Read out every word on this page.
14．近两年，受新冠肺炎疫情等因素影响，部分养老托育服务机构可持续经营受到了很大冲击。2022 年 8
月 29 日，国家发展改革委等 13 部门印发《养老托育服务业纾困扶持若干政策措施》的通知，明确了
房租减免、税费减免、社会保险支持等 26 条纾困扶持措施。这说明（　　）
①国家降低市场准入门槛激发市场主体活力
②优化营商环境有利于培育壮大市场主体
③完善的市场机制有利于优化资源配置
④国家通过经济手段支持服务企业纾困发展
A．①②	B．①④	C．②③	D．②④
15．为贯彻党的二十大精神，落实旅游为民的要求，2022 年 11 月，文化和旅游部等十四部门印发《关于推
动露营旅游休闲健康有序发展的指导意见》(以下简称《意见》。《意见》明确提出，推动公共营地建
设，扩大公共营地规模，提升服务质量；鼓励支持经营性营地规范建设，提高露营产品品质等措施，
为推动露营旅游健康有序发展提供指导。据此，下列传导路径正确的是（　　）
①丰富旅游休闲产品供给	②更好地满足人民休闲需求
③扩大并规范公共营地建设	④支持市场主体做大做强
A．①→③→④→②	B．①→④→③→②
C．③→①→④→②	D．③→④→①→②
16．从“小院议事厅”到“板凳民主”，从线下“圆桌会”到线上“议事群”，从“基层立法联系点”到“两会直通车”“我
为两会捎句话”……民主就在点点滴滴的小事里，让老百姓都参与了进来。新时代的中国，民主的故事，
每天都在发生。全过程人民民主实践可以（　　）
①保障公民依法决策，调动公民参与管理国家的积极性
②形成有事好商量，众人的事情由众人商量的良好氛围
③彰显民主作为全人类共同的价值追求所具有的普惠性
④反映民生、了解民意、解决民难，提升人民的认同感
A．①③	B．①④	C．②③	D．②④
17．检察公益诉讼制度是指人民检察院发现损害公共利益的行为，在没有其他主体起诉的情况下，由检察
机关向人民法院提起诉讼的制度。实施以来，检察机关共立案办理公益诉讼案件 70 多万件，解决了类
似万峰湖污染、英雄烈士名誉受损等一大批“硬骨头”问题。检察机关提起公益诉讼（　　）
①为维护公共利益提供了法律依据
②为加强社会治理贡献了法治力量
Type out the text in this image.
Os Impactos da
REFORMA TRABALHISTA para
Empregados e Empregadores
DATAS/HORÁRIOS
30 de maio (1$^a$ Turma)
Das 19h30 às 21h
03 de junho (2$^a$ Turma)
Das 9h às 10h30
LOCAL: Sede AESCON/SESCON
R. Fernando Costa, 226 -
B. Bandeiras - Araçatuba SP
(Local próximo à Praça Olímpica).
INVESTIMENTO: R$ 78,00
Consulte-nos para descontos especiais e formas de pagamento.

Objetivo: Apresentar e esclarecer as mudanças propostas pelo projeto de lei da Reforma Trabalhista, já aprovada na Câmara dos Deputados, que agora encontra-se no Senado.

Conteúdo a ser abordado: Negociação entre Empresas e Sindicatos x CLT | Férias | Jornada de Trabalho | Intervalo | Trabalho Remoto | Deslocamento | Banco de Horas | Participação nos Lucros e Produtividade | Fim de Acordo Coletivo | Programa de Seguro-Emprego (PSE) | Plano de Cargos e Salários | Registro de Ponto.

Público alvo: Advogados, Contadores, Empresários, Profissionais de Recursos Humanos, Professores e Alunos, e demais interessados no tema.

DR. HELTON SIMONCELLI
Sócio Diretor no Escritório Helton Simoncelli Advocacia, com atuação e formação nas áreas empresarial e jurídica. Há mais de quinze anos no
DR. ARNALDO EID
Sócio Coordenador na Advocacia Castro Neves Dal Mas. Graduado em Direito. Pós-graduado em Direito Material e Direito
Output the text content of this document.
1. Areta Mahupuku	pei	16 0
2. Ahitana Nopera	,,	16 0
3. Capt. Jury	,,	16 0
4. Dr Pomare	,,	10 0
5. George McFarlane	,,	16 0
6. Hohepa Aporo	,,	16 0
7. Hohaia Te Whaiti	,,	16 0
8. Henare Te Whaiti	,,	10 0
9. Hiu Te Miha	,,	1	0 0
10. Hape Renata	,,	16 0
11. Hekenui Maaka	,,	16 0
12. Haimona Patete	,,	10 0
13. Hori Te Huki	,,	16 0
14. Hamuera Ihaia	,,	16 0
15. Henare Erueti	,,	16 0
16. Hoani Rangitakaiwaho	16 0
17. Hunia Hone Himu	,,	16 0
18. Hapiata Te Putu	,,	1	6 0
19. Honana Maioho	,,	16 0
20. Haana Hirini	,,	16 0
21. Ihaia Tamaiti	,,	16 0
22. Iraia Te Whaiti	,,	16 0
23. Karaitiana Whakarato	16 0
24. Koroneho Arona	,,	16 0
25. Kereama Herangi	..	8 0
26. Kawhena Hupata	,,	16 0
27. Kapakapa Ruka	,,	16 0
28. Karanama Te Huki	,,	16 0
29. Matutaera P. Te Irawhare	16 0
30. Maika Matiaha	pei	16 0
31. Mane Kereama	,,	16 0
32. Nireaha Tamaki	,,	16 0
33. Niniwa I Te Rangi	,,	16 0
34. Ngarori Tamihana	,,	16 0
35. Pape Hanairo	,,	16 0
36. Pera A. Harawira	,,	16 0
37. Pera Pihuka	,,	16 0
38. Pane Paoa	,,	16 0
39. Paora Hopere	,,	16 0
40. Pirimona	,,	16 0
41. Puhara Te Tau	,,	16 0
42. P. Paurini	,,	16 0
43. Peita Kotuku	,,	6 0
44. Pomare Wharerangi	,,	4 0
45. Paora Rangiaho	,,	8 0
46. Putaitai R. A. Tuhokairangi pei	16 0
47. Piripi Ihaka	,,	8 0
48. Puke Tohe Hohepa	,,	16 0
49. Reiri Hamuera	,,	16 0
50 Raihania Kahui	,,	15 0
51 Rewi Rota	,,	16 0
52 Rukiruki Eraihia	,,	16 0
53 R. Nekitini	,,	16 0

══════════════════════════════

**Work required**. Transcribe the material above word for word.

**Exercise output**.
Read out every word on this page.
14．近两年，受新冠肺炎疫情等因素影响，部分养老托育服务机构可持续经营受到了很大冲击。2022 年 8
月 29 日，国家发展改革委等 13 部门印发《养老托育服务业纾困扶持若干政策措施》的通知，明确了
房租减免、税费减免、社会保险支持等 26 条纾困扶持措施。这说明（　　）
①国家降低市场准入门槛激发市场主体活力
②优化营商环境有利于培育壮大市场主体
③完善的市场机制有利于优化资源配置
④国家通过经济手段支持服务企业纾困发展
A．①②	B．①④	C．②③	D．②④
15．为贯彻党的二十大精神，落实旅游为民的要求，2022 年 11 月，文化和旅游部等十四部门印发《关于推
动露营旅游休闲健康有序发展的指导意见》(以下简称《意见》。《意见》明确提出，推动公共营地建
设，扩大公共营地规模，提升服务质量；鼓励支持经营性营地规范建设，提高露营产品品质等措施，
为推动露营旅游健康有序发展提供指导。据此，下列传导路径正确的是（　　）
①丰富旅游休闲产品供给	②更好地满足人民休闲需求
③扩大并规范公共营地建设	④支持市场主体做大做强
A．①→③→④→②	B．①→④→③→②
C．③→①→④→②	D．③→④→①→②
16．从“小院议事厅”到“板凳民主”，从线下“圆桌会”到线上“议事群”，从“基层立法联系点”到“两会直通车”“我
为两会捎句话”……民主就在点点滴滴的小事里，让老百姓都参与了进来。新时代的中国，民主的故事，
每天都在发生。全过程人民民主实践可以（　　）
①保障公民依法决策，调动公民参与管理国家的积极性
②形成有事好商量，众人的事情由众人商量的良好氛围
③彰显民主作为全人类共同的价值追求所具有的普惠性
④反映民生、了解民意、解决民难，提升人民的认同感
A．①③	B．①④	C．②③	D．②④
17．检察公益诉讼制度是指人民检察院发现损害公共利益的行为，在没有其他主体起诉的情况下，由检察
机关向人民法院提起诉讼的制度。实施以来，检察机关共立案办理公益诉讼案件 70 多万件，解决了类
似万峰湖污染、英雄烈士名誉受损等一大批“硬骨头”问题。检察机关提起公益诉讼（　　）
①为维护公共利益提供了法律依据
②为加强社会治理贡献了法治力量
Type out the text in this image.
Os Impactos da
REFORMA TRABALHISTA para
Empregados e Empregadores
DATAS/HORÁRIOS
30 de maio (1$^a$ Turma)
Das 19h30 às 21h
03 de junho (2$^a$ Turma)
Das 9h às 10h30
LOCAL: Sede AESCON/SESCON
R. Fernando Costa, 226 -
B. Bandeiras - Araçatuba SP
(Local próximo à Praça Olímpica).
INVESTIMENTO: R$ 78,00
Consulte-nos para descontos especiais e formas de pagamento.

Objetivo: Apresentar e esclarecer as mudanças propostas pelo projeto de lei da Reforma Trabalhista, já aprovada na Câmara dos Deputados, que agora encontra-se no Senado.

Conteúdo a ser abordado: Negociação entre Empresas e Sindicatos x CLT | Férias | Jornada de Trabalho | Intervalo | Trabalho Remoto | Deslocamento | Banco de Horas | Participação nos Lucros e Produtividade | Fim de Acordo Coletivo | Programa de Seguro-Emprego (PSE) | Plano de Cargos e Salários | Registro de Ponto.

Público alvo: Advogados, Contadores, Empresários, Profissionais de Recursos Humanos, Professores e Alunos, e demais interessados no tema.

DR. HELTON SIMONCELLI
Sócio Diretor no Escritório Helton Simoncelli Advocacia, com atuação e formação nas áreas empresarial e jurídica. Há mais de quinze anos no
DR. ARNALDO EID
Sócio Coordenador na Advocacia Castro Neves Dal Mas. Graduado em Direito. Pós-graduado em Direito Material e Direito
Output the text content of this document.
1. Areta Mahupuku	pei	16 0
2. Ahitana Nopera	,,	16 0
3. Capt. Jury	,,	16 0
4. Dr Pomare	,,	10 0
5. George McFarlane	,,	16 0
6. Hohepa Aporo	,,	16 0
7. Hohaia Te Whaiti	,,	16 0
8. Henare Te Whaiti	,,	10 0
9. Hiu Te Miha	,,	1	0 0
10. Hape Renata	,,	16 0
11. Hekenui Maaka	,,	16 0
12. Haimona Patete	,,	10 0
13. Hori Te Huki	,,	16 0
14. Hamuera Ihaia	,,	16 0
15. Henare Erueti	,,	16 0
16. Hoani Rangitakaiwaho	16 0
17. Hunia Hone Himu	,,	16 0
18. Hapiata Te Putu	,,	1	6 0
19. Honana Maioho	,,	16 0
20. Haana Hirini	,,	16 0
21. Ihaia Tamaiti	,,	16 0
22. Iraia Te Whaiti	,,	16 0
23. Karaitiana Whakarato	16 0
24. Koroneho Arona	,,	16 0
25. Kereama Herangi	..	8 0
26. Kawhena Hupata	,,	16 0
27. Kapakapa Ruka	,,	16 0
28. Karanama Te Huki	,,	16 0
29. Matutaera P. Te Irawhare	16 0
30. Maika Matiaha	pei	16 0
31. Mane Kereama	,,	16 0
32. Nireaha Tamaki	,,	16 0
33. Niniwa I Te Rangi	,,	16 0
34. Ngarori Tamihana	,,	16 0
35. Pape Hanairo	,,	16 0
36. Pera A. Harawira	,,	16 0
37. Pera Pihuka	,,	16 0
38. Pane Paoa	,,	16 0
39. Paora Hopere	,,	16 0
40. Pirimona	,,	16 0
41. Puhara Te Tau	,,	16 0
42. P. Paurini	,,	16 0
43. Peita Kotuku	,,	6 0
44. Pomare Wharerangi	,,	4 0
45. Paora Rangiaho	,,	8 0
46. Putaitai R. A. Tuhokairangi pei	16 0
47. Piripi Ihaka	,,	8 0
48. Puke Tohe Hohepa	,,	16 0
49. Reiri Hamuera	,,	16 0
50 Raihania Kahui	,,	15 0
51 Rewi Rota	,,	16 0
52 Rukiruki Eraihia	,,	16 0
53 R. Nekitini	,,	16 0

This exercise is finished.